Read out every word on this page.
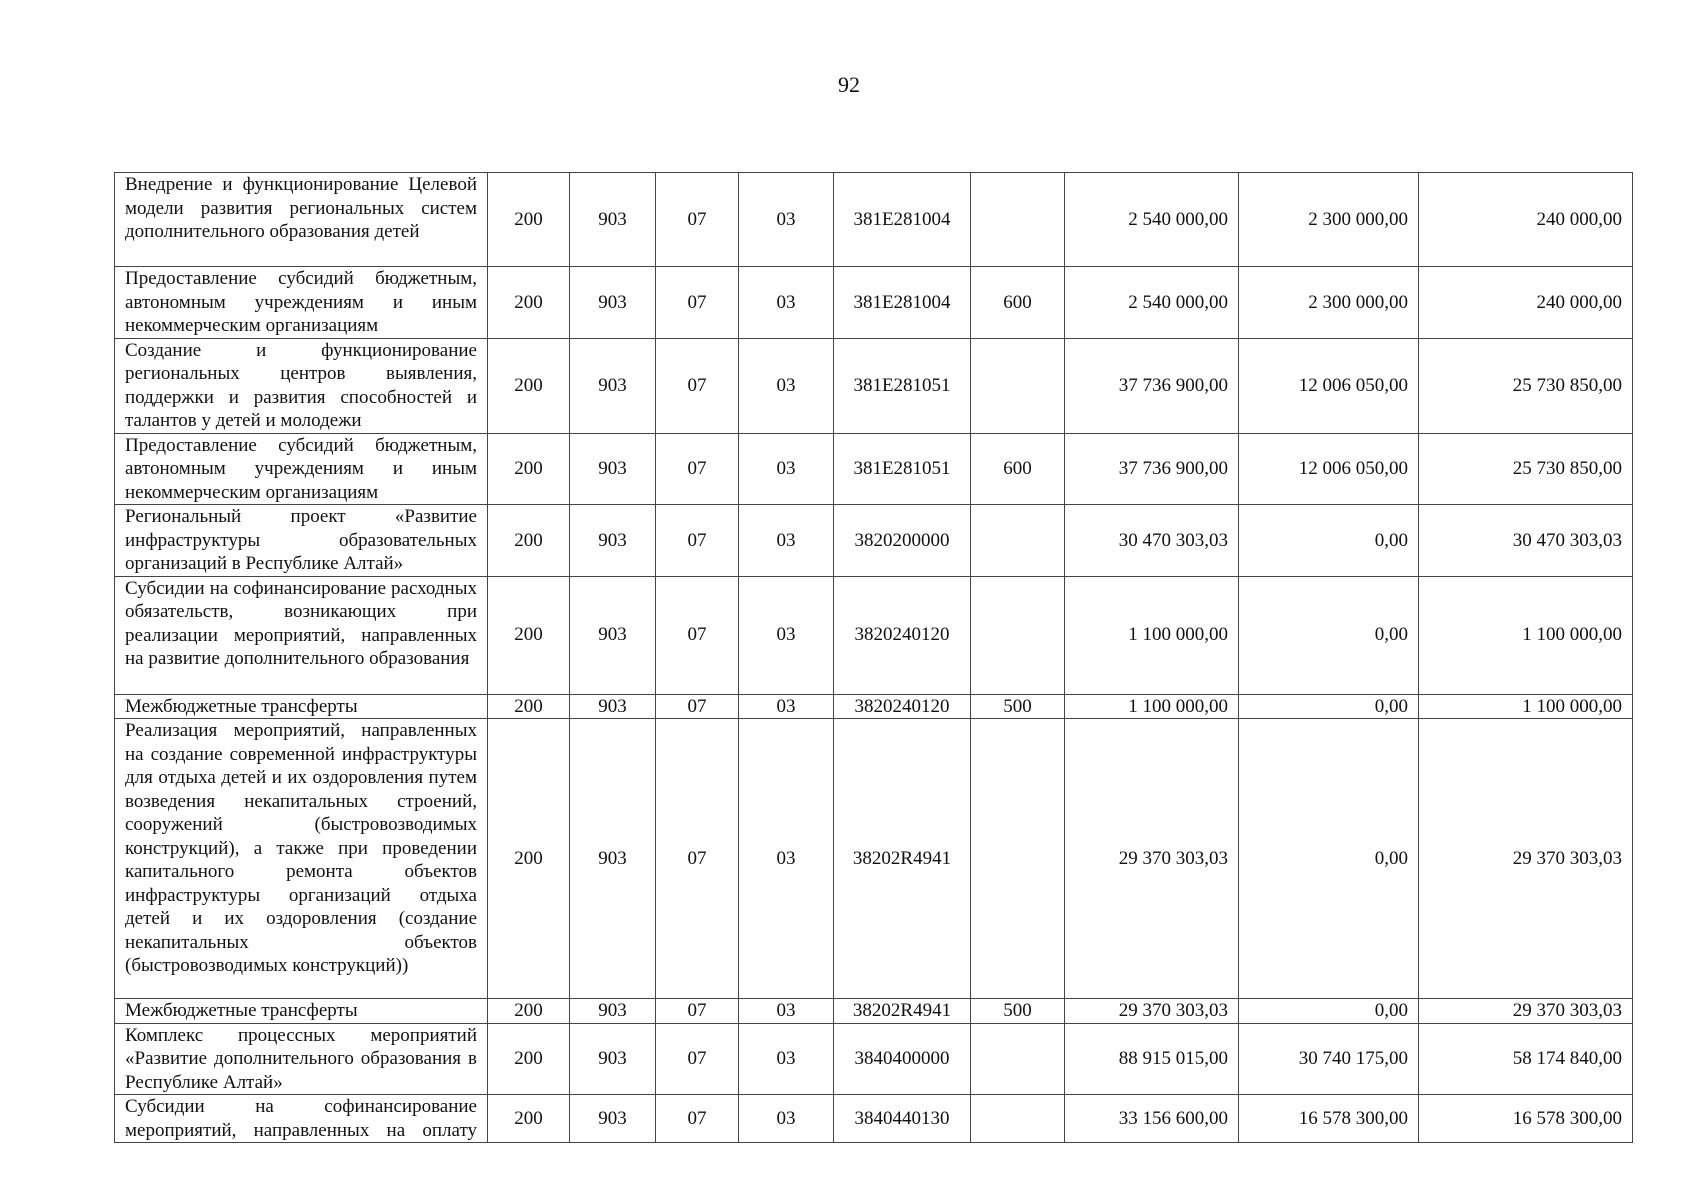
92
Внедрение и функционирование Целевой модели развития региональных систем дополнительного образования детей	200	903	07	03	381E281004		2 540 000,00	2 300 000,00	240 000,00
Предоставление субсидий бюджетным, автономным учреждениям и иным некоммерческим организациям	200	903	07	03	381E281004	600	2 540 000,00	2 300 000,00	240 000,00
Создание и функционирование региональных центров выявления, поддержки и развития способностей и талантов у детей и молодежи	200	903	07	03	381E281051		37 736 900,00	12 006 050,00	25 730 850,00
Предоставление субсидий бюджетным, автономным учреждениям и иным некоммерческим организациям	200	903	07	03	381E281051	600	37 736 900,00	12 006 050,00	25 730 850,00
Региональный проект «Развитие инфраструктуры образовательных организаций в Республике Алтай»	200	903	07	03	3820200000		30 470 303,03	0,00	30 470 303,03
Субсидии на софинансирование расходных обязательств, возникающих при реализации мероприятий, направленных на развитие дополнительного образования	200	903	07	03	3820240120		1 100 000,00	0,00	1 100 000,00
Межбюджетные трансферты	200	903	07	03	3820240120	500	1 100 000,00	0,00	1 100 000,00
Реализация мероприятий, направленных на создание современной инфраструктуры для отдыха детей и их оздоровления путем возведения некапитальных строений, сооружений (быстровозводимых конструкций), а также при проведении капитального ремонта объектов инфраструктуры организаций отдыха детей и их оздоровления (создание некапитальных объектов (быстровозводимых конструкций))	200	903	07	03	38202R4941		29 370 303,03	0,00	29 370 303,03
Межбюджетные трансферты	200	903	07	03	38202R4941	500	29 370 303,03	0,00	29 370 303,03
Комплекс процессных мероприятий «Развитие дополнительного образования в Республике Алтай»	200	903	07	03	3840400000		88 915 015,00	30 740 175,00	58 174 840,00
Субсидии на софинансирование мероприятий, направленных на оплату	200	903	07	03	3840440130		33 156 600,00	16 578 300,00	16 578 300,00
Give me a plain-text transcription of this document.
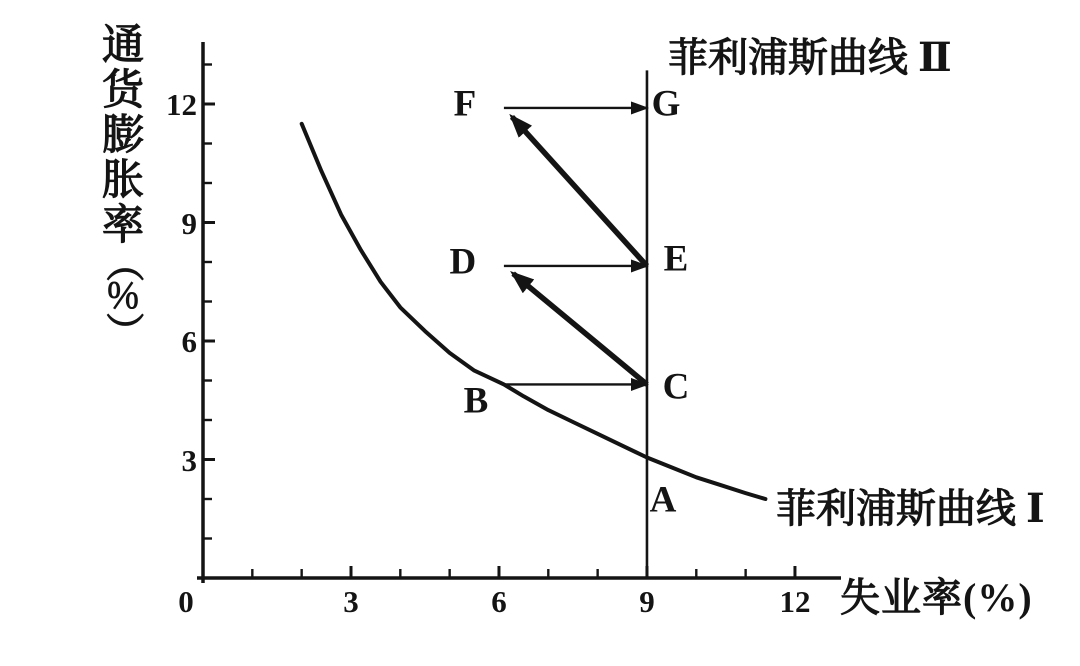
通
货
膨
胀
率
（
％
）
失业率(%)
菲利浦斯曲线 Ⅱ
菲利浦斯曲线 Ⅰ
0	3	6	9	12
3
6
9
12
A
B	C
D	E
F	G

_ _ _ _ _

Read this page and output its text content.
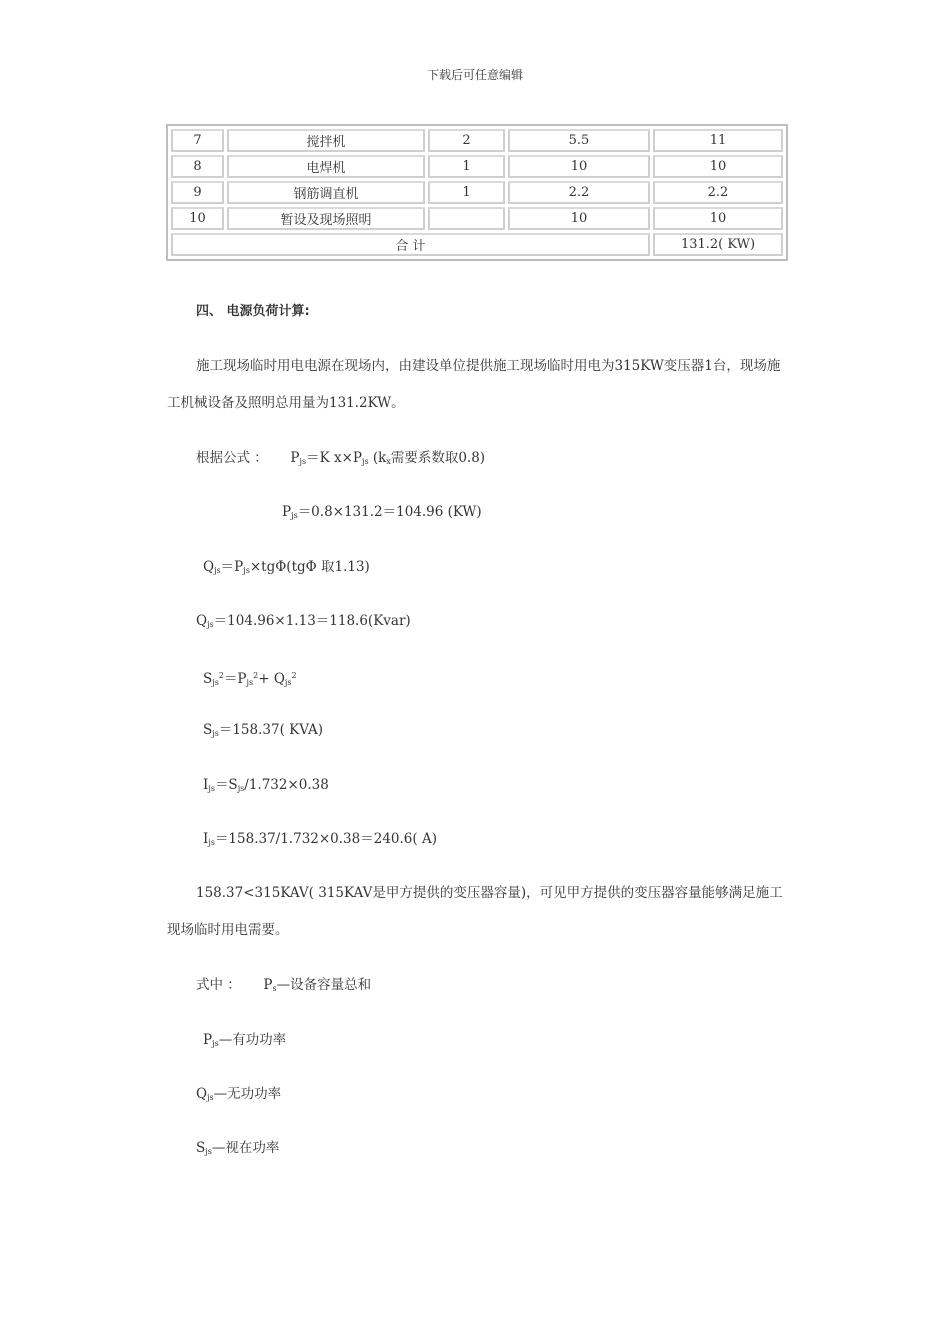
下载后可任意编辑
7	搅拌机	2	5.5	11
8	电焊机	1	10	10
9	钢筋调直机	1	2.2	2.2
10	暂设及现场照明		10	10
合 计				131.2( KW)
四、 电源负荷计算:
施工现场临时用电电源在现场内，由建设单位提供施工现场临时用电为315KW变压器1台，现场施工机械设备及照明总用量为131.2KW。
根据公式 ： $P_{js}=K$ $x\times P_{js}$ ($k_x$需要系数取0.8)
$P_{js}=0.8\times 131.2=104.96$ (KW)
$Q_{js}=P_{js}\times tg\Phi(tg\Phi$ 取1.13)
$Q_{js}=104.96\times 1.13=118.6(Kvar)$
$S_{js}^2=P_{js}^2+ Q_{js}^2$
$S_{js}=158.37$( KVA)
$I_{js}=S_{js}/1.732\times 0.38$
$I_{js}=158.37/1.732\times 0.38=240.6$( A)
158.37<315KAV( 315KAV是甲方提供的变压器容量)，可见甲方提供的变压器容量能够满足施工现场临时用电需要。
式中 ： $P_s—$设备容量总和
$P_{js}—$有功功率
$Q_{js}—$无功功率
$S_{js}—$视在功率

_ _ _ _ _

Go through the entries above and pull out each line with "трансферты" in it.

WRITTEN RESPONSE:
Межбюджетные трансферты	200	903	07	03	3820240120	500	1 100 000,00	0,00	1 100 000,00
Межбюджетные трансферты	200	903	07	03	38202R4941	500	29 370 303,03	0,00	29 370 303,03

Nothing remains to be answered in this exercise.